Your goal
Search the material for the word "JSON" and copy each line that holds it.

Available records
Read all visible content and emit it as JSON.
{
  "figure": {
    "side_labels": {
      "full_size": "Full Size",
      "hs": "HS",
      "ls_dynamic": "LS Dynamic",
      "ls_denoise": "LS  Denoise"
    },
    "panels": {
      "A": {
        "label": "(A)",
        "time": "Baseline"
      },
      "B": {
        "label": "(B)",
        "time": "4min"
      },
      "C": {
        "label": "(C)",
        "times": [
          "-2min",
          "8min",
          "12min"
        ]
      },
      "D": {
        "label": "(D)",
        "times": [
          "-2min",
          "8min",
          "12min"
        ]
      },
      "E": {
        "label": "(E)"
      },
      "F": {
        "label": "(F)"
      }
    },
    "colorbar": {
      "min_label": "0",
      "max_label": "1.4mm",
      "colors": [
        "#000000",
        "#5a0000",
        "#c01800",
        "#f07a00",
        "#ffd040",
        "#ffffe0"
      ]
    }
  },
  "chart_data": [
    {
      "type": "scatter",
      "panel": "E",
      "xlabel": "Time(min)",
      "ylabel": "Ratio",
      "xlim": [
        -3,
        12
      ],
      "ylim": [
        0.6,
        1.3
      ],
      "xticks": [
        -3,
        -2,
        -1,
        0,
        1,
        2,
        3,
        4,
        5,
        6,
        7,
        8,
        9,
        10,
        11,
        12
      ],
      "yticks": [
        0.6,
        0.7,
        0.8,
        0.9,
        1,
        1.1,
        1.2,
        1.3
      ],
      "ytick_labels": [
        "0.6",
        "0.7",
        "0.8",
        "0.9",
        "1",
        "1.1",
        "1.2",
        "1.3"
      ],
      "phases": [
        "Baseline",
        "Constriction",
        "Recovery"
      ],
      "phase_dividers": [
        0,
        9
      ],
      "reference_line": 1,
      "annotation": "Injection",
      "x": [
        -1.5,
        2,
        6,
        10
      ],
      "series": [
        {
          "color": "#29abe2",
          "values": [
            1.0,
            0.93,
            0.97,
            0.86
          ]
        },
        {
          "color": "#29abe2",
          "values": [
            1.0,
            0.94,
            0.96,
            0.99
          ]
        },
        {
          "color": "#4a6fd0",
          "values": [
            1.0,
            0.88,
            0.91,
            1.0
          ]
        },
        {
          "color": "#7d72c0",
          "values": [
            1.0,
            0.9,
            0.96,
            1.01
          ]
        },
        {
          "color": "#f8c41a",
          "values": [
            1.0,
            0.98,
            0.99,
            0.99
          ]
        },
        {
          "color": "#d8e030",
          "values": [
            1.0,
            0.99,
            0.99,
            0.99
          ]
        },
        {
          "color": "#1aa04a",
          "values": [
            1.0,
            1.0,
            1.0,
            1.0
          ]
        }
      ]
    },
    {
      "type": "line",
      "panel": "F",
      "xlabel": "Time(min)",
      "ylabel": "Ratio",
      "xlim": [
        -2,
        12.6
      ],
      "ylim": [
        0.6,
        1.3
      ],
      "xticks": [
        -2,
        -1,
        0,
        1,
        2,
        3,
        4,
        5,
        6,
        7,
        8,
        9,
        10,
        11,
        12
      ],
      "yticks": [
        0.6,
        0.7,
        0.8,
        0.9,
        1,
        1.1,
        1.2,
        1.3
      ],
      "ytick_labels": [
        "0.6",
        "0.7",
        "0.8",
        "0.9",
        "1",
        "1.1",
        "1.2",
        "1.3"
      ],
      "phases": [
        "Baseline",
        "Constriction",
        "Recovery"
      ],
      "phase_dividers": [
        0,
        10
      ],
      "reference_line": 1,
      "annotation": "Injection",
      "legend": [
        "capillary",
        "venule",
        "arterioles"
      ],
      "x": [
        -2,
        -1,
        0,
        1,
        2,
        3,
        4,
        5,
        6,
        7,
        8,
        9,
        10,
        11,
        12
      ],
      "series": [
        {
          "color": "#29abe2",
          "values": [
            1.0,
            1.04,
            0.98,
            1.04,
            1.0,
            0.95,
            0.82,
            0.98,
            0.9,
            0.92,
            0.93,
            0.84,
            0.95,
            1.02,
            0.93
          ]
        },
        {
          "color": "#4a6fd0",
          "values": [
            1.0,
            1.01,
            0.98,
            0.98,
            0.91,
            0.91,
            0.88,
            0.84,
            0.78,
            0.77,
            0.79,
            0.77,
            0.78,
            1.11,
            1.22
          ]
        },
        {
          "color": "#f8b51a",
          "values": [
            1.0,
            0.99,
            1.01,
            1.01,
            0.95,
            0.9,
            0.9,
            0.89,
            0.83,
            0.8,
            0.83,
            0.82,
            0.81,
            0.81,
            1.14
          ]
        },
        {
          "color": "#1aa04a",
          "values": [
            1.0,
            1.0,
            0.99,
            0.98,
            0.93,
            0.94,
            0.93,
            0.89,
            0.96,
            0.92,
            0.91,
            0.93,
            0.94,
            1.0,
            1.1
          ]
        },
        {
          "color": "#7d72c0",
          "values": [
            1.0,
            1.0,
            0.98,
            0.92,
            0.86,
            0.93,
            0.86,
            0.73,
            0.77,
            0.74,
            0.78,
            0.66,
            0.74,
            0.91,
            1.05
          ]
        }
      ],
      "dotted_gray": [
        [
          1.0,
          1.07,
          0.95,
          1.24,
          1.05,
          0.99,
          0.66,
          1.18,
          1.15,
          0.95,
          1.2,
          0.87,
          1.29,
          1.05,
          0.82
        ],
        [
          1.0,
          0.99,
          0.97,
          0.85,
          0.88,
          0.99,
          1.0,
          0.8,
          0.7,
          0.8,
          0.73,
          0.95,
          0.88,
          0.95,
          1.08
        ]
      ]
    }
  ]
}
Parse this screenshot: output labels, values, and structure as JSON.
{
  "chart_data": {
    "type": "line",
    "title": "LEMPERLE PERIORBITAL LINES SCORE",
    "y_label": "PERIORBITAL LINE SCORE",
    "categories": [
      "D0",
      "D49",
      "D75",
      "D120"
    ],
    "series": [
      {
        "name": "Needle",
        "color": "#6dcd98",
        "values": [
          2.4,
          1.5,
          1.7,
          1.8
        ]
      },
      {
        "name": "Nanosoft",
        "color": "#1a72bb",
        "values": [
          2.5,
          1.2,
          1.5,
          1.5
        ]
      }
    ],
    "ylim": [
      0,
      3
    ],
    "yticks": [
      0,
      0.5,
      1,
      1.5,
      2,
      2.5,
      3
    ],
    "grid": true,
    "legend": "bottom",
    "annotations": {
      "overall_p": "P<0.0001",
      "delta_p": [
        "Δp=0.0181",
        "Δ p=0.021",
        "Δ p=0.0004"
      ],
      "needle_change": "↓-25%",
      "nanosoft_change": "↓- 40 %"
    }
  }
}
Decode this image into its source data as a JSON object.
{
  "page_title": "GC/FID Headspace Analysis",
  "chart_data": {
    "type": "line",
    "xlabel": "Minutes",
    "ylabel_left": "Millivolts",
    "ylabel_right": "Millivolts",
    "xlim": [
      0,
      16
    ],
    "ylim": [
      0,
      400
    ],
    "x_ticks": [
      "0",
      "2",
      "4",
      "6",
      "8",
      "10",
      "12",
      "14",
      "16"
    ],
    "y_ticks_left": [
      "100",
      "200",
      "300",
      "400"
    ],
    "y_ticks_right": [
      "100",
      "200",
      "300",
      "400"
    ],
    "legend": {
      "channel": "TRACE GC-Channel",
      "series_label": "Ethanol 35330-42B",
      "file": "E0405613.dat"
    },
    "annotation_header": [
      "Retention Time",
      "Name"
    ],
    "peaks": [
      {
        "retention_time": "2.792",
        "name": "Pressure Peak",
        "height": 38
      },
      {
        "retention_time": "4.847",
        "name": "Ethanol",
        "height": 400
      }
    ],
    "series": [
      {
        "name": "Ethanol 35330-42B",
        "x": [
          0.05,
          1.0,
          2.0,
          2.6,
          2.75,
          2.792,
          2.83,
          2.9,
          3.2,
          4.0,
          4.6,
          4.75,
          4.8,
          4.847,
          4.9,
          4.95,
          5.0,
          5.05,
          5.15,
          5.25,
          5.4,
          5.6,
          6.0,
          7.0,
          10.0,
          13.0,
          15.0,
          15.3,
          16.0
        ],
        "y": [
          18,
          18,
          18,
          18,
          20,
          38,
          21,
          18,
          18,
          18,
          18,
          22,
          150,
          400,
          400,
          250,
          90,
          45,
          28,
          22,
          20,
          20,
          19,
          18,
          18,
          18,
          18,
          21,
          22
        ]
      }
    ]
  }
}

Output for this exercise
Read all visible content and emit it as JSON.
Parse this screenshot: output labels, values, and structure as JSON.
Decode this image into its source data as a JSON object.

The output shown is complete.